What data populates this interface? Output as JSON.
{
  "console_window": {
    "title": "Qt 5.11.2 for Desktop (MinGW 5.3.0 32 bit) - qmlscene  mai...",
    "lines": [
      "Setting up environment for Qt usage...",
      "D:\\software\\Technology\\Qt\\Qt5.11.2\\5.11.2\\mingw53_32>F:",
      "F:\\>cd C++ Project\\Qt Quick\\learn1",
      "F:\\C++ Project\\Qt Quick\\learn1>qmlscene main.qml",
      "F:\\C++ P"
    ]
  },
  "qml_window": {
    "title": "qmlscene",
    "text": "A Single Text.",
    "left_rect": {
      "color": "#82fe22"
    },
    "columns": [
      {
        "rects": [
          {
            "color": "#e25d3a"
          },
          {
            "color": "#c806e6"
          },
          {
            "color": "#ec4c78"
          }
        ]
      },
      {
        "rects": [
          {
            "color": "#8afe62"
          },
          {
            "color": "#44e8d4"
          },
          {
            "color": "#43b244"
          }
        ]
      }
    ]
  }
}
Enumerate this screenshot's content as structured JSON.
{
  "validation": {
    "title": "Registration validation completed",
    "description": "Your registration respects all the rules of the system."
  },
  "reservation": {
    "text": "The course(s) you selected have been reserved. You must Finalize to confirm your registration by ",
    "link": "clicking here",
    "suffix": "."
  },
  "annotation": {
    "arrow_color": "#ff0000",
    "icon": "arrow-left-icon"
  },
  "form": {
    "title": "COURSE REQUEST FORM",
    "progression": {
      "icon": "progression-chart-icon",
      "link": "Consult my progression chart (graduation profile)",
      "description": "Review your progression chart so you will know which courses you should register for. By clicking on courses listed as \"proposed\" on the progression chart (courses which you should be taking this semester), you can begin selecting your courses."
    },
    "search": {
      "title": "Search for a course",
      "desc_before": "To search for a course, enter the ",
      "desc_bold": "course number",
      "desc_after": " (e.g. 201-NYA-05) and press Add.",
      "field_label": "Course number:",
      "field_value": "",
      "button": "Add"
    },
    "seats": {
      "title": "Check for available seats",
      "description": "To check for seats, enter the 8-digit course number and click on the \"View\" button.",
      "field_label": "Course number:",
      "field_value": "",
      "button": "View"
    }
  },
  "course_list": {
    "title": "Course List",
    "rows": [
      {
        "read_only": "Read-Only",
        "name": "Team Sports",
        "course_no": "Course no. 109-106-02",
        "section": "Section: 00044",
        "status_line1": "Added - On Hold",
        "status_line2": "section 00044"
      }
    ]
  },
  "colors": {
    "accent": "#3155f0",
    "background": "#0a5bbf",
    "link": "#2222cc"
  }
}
▬▬▬▬▬▬▬▬▬▬
*What you have to do:* Return every line from the one holding "Enumerate this screenshot's" through the end of the data, exactly as it appears, with both ends kept and nothing else.

*Solution to this problem:*
Enumerate this screenshot's content as structured JSON.
{
  "validation": {
    "title": "Registration validation completed",
    "description": "Your registration respects all the rules of the system."
  },
  "reservation": {
    "text": "The course(s) you selected have been reserved. You must Finalize to confirm your registration by ",
    "link": "clicking here",
    "suffix": "."
  },
  "annotation": {
    "arrow_color": "#ff0000",
    "icon": "arrow-left-icon"
  },
  "form": {
    "title": "COURSE REQUEST FORM",
    "progression": {
      "icon": "progression-chart-icon",
      "link": "Consult my progression chart (graduation profile)",
      "description": "Review your progression chart so you will know which courses you should register for. By clicking on courses listed as \"proposed\" on the progression chart (courses which you should be taking this semester), you can begin selecting your courses."
    },
    "search": {
      "title": "Search for a course",
      "desc_before": "To search for a course, enter the ",
      "desc_bold": "course number",
      "desc_after": " (e.g. 201-NYA-05) and press Add.",
      "field_label": "Course number:",
      "field_value": "",
      "button": "Add"
    },
    "seats": {
      "title": "Check for available seats",
      "description": "To check for seats, enter the 8-digit course number and click on the \"View\" button.",
      "field_label": "Course number:",
      "field_value": "",
      "button": "View"
    }
  },
  "course_list": {
    "title": "Course List",
    "rows": [
      {
        "read_only": "Read-Only",
        "name": "Team Sports",
        "course_no": "Course no. 109-106-02",
        "section": "Section: 00044",
        "status_line1": "Added - On Hold",
        "status_line2": "section 00044"
      }
    ]
  },
  "colors": {
    "accent": "#3155f0",
    "background": "#0a5bbf",
    "link": "#2222cc"
  }
}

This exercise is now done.